▸ Passage
Man Shoots Horse Dead in Video to Defy Animal Activists

News

COMPANY HE WORKS FOR LIKELY TO BECOME FIRST US HORSE SLAUGHTERHOUSE SINCE 2007

MARK KARLIN, EDITOR OF BUZZFLASH AT TRUTHOUT / March 22, 2013

Impatient with a virtual US ban on slaughtering horses for meat, a worker for Valley Meat Company in Roswell, New Mexico, shot a horse in the head and posted it on You Tube to express his contempt for animal advocates.  In fact, he swore at humane society members as he pulled the trigger the other day.

(If you have the stomach for it, you can watch the unedited video here, but be prepared for barbaric graphic cruelty.)

The stunning act of defiant brutality is the entryway into a far bigger and ominous story about slaughtering horses.  According to a local television news station in New Mexico:

In the video, an employee at the Valley Meat Company out of Roswell, NM – which is working with the USDA to get a horse slaughter plant in the area – brings a horse out of its pen, swears at activists and then kills the horse with a single gunshot.

“To all you animal activists, f**k you,” Tim Sappington, a maintenance contractor with Valley Meat Company, said in the video.

He then shoots the horse point blank in the head. The horse falls to the ground and dies.

The owner of Valley Meat Company condones the execution of the horse, but told NBC News, he wouldn’t have posted it on the Internet.

“De Los Santos [the owner of Valley Meat Company] said the contract worker, Tim Sappington, shot the video on his own time and at his own home.

“He shot a horse. That’s what he eats. It’s not against the law to slaughter your own horse,” De Los Santos said. “Now, putting it on YouTube, I would not have done that.”

And this is where the story breaks wide open.  According to a February 28 New York Times article, De Los Santos and his Valley Meat Company have sued the United States Department of Agriculture (USDA) to open a fully operational horse slaughterhouse in Roswell.  If the USDA approves Valley Meat Company’s request – which has already invested in equipping the abattoir plant – it would become the first US horse slaughterhouse since 2007:

The United States Department of Agriculture is likely to approve a horse slaughtering plant in New Mexico in the next two months, which would allow equine meat suitable for human consumption to be produced in the United States for the first time since 2007.

▸ Task requirements
Continue the article about the New Mexico horse slaughterhouse, starting right after its last sentence.

▸ Supplied entries

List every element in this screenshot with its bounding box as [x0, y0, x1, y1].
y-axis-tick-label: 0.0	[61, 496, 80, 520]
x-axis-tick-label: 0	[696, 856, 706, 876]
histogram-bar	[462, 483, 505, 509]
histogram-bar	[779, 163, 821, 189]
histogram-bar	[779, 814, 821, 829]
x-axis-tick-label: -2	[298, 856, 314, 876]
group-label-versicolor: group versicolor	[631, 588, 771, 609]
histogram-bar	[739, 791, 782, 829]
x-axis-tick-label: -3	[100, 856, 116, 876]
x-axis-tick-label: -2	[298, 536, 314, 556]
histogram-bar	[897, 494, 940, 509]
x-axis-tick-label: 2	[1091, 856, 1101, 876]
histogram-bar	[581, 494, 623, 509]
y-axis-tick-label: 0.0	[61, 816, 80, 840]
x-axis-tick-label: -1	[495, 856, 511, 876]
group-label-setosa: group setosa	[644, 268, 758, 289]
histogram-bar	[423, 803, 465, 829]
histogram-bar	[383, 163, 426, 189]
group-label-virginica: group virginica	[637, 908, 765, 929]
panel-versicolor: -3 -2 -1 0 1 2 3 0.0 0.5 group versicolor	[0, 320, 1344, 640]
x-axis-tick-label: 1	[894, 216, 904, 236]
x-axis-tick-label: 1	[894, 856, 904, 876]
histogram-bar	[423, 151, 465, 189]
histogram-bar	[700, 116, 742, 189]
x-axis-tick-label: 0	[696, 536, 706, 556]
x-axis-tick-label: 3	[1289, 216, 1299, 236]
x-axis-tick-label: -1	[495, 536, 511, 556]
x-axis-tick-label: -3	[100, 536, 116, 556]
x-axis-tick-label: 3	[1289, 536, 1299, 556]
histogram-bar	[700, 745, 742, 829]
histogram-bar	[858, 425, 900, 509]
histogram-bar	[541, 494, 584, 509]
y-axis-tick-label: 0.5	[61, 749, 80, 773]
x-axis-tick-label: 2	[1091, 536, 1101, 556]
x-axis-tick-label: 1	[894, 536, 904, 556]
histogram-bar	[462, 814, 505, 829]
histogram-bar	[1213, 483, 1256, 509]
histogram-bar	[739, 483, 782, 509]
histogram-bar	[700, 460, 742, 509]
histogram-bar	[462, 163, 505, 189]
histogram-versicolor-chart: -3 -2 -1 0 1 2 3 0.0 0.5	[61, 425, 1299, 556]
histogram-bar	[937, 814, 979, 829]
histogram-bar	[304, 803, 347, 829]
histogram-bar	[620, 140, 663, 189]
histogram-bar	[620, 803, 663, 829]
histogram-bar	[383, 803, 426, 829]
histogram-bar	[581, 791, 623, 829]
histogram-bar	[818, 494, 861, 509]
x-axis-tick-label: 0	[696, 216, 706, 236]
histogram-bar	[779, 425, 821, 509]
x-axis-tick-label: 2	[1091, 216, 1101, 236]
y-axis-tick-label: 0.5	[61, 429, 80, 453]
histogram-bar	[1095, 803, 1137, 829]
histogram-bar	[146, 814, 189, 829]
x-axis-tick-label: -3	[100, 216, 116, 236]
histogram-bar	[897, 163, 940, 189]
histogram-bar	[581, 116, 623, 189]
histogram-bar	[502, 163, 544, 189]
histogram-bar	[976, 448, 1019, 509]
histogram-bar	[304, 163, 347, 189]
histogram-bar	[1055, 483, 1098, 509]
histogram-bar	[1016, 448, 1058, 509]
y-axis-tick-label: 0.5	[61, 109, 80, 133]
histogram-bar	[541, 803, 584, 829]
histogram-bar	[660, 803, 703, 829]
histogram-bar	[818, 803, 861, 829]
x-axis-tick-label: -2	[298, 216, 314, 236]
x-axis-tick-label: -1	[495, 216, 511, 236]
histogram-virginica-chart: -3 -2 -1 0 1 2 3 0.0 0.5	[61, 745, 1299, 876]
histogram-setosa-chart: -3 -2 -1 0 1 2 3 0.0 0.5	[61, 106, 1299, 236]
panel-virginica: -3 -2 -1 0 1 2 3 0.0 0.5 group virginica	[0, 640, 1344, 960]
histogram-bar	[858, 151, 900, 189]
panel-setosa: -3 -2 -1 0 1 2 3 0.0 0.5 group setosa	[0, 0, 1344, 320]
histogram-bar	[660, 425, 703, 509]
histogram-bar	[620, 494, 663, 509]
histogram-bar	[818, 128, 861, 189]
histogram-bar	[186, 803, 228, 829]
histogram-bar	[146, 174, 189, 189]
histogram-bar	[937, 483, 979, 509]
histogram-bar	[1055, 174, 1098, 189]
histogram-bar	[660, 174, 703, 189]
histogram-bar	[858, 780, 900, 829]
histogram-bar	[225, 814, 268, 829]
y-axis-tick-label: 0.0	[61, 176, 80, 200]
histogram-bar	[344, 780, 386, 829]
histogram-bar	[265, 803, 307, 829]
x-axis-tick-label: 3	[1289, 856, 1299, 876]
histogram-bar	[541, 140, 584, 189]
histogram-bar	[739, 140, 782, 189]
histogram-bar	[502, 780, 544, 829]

▸ The answer
The plant, in Roswell, N.M., is owned by Valley Meat Company, which sued the U.S.D.A. and its Food Safety and Inspection Service last fall over the lack of inspection services for horses going to slaughter. Horse meat cannot be processed for human consumption in the United States without inspection by the U.S.D.A., so horses destined for that purpose have been shipped to places like Mexico and Canada for slaughter.

Justin DeJong, a spokesman for the agriculture department, said that “several” companies had asked the agency to re-establish inspection of horses for slaughter. “These companies must still complete necessary technical requirements and the F.S.I.S. must complete its inspector training,” he wrote in an e-mail referring to the food inspection service, “but at that point, the department will legally have no choice but to go forward with the inspections.”

He said the Obama administration was urging Congress to reinstate an effective ban on the production of horse meat for human consumption that lapsed in 2011.

“We now have the very real prospect of a horse slaughtering plant operating in the U.S. for the first time in six years,” said Wayne Pacelle, chief executive of the Humane Society of the United States. The last plant that slaughtered horse meat for human consumption in the United States closed in 2007, after Congressional approval of an appropriations bill that included a rider forbidding the U.S.D.A. from financing the inspection of such meat. That rider was renewed in subsequent appropriations bills until 2011, when Congress quietly removed it from an omnibus spending act.

So an employee of the owner of what will apparently be the first horse slaughterhouse in the US since 2007 — in a perverse way — is celebrating the likely go-ahead with a horse snuff film.

Just two days ago, BuzzFlash at Truthout wrote about how the meat and poultry industry is successfully making it an act of terrorism to even photograph inside inhumane mega-factory animal farms.  The industry knows that the wrenching visual images turn many consumers against the industry and reduce sales and profits.

A website, Horsefund.org reveals why such photos and videos would be devastating to horse slaughter houses:

Undercover footage [in the past] from inside horse slaughter facilities in the U.S. demonstrated how horrific these plants were.

Many horses were conscious when they were shackled and hoisted by a rear leg to have their throats cut. Employees whipped horses in the face. Mares were allowed to give birth on the kill floors.

The USDA …. released photos of horses with broken bones protruding from their bodies, eyeballs hanging by a thread of skin, and open wounds, all taken at former U.S. horse slaughter plants.

We should not allow our horses to be subjected to this tremendous cruelty inside — or outside — of our borders.

If you have the emotional strength, there are images around the web that reveal the degradation and savagery.

But Tom Sappington and his boss at Valley Meat Company, De Los Santos, are on their way to making history. Valley Meat is going to trailblazing the way to a new generation of horse slaughter houses.

If this news story isn’t an allegory of a deviant part of the American psyche on grotesque display, then it’s time to re-rent “Apocalypse Now.”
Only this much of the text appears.